**Task brief**
Read through the data and count the lines that contain the string "Employee"; give only the result.

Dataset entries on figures

* * *

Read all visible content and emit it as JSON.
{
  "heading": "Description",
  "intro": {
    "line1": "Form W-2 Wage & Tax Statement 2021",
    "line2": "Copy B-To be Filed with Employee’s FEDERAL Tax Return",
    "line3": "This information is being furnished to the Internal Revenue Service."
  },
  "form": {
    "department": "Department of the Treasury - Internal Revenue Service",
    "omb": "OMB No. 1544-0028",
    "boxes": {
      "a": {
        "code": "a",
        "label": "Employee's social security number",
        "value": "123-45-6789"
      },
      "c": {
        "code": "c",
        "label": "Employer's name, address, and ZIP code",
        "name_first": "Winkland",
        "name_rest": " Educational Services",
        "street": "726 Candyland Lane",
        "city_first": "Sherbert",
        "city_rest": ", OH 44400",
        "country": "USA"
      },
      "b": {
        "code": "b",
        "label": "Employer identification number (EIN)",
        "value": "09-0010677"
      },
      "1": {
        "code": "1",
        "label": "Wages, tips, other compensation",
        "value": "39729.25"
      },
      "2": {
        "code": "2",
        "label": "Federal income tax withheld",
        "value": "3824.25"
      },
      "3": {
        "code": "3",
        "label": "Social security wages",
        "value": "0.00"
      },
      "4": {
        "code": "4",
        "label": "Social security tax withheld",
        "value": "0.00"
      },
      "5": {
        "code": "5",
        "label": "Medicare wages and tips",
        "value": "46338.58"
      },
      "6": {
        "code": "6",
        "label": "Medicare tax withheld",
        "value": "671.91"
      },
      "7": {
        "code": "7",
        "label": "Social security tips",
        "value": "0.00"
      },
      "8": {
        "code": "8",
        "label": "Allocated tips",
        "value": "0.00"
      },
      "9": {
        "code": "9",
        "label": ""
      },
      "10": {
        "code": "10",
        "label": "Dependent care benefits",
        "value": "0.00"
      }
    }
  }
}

* * *

**Complete response**
2